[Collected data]

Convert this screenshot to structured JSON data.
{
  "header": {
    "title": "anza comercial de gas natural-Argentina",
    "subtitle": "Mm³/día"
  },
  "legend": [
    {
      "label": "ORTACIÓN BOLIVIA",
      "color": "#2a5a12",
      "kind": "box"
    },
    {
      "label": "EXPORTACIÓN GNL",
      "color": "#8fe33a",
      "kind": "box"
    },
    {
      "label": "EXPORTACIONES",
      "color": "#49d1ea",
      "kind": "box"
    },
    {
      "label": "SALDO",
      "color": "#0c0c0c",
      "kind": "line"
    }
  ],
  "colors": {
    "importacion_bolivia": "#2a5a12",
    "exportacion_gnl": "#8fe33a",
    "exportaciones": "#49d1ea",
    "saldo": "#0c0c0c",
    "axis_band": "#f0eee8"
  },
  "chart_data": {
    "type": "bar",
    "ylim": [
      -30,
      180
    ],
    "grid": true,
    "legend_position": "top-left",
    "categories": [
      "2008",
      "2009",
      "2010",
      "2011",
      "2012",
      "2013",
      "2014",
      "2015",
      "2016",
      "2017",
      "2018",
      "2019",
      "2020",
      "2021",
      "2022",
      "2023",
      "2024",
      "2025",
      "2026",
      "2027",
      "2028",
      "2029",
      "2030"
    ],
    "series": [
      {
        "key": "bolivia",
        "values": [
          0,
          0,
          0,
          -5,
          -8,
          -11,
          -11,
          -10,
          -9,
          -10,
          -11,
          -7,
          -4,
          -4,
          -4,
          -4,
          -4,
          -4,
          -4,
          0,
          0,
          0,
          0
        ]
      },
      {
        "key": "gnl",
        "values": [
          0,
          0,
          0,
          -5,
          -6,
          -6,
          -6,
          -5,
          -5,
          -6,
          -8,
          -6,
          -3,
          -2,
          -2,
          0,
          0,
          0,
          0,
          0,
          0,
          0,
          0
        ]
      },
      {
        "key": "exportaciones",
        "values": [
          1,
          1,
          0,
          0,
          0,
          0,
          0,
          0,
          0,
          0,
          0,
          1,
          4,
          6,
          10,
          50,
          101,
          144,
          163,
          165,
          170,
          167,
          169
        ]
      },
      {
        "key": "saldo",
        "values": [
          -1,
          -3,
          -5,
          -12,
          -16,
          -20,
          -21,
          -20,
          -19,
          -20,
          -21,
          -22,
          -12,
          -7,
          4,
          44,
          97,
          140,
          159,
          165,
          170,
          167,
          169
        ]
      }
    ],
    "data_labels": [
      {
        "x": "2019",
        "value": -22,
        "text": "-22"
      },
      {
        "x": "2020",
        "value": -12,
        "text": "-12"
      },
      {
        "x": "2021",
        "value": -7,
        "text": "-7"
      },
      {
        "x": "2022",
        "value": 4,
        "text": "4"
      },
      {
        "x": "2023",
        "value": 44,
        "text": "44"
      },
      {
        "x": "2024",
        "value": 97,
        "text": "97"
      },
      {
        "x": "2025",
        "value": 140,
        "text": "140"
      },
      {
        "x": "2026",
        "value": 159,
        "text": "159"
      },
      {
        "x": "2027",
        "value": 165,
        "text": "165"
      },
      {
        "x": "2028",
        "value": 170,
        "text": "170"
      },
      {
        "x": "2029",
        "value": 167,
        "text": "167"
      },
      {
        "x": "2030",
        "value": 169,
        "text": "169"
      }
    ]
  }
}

• What you should do: Print all of the entries exactly as they are written.

• Task answer:
Convert this screenshot to structured JSON data.
{
  "header": {
    "title": "anza comercial de gas natural-Argentina",
    "subtitle": "Mm³/día"
  },
  "legend": [
    {
      "label": "ORTACIÓN BOLIVIA",
      "color": "#2a5a12",
      "kind": "box"
    },
    {
      "label": "EXPORTACIÓN GNL",
      "color": "#8fe33a",
      "kind": "box"
    },
    {
      "label": "EXPORTACIONES",
      "color": "#49d1ea",
      "kind": "box"
    },
    {
      "label": "SALDO",
      "color": "#0c0c0c",
      "kind": "line"
    }
  ],
  "colors": {
    "importacion_bolivia": "#2a5a12",
    "exportacion_gnl": "#8fe33a",
    "exportaciones": "#49d1ea",
    "saldo": "#0c0c0c",
    "axis_band": "#f0eee8"
  },
  "chart_data": {
    "type": "bar",
    "ylim": [
      -30,
      180
    ],
    "grid": true,
    "legend_position": "top-left",
    "categories": [
      "2008",
      "2009",
      "2010",
      "2011",
      "2012",
      "2013",
      "2014",
      "2015",
      "2016",
      "2017",
      "2018",
      "2019",
      "2020",
      "2021",
      "2022",
      "2023",
      "2024",
      "2025",
      "2026",
      "2027",
      "2028",
      "2029",
      "2030"
    ],
    "series": [
      {
        "key": "bolivia",
        "values": [
          0,
          0,
          0,
          -5,
          -8,
          -11,
          -11,
          -10,
          -9,
          -10,
          -11,
          -7,
          -4,
          -4,
          -4,
          -4,
          -4,
          -4,
          -4,
          0,
          0,
          0,
          0
        ]
      },
      {
        "key": "gnl",
        "values": [
          0,
          0,
          0,
          -5,
          -6,
          -6,
          -6,
          -5,
          -5,
          -6,
          -8,
          -6,
          -3,
          -2,
          -2,
          0,
          0,
          0,
          0,
          0,
          0,
          0,
          0
        ]
      },
      {
        "key": "exportaciones",
        "values": [
          1,
          1,
          0,
          0,
          0,
          0,
          0,
          0,
          0,
          0,
          0,
          1,
          4,
          6,
          10,
          50,
          101,
          144,
          163,
          165,
          170,
          167,
          169
        ]
      },
      {
        "key": "saldo",
        "values": [
          -1,
          -3,
          -5,
          -12,
          -16,
          -20,
          -21,
          -20,
          -19,
          -20,
          -21,
          -22,
          -12,
          -7,
          4,
          44,
          97,
          140,
          159,
          165,
          170,
          167,
          169
        ]
      }
    ],
    "data_labels": [
      {
        "x": "2019",
        "value": -22,
        "text": "-22"
      },
      {
        "x": "2020",
        "value": -12,
        "text": "-12"
      },
      {
        "x": "2021",
        "value": -7,
        "text": "-7"
      },
      {
        "x": "2022",
        "value": 4,
        "text": "4"
      },
      {
        "x": "2023",
        "value": 44,
        "text": "44"
      },
      {
        "x": "2024",
        "value": 97,
        "text": "97"
      },
      {
        "x": "2025",
        "value": 140,
        "text": "140"
      },
      {
        "x": "2026",
        "value": 159,
        "text": "159"
      },
      {
        "x": "2027",
        "value": 165,
        "text": "165"
      },
      {
        "x": "2028",
        "value": 170,
        "text": "170"
      },
      {
        "x": "2029",
        "value": 167,
        "text": "167"
      },
      {
        "x": "2030",
        "value": 169,
        "text": "169"
      }
    ]
  }
}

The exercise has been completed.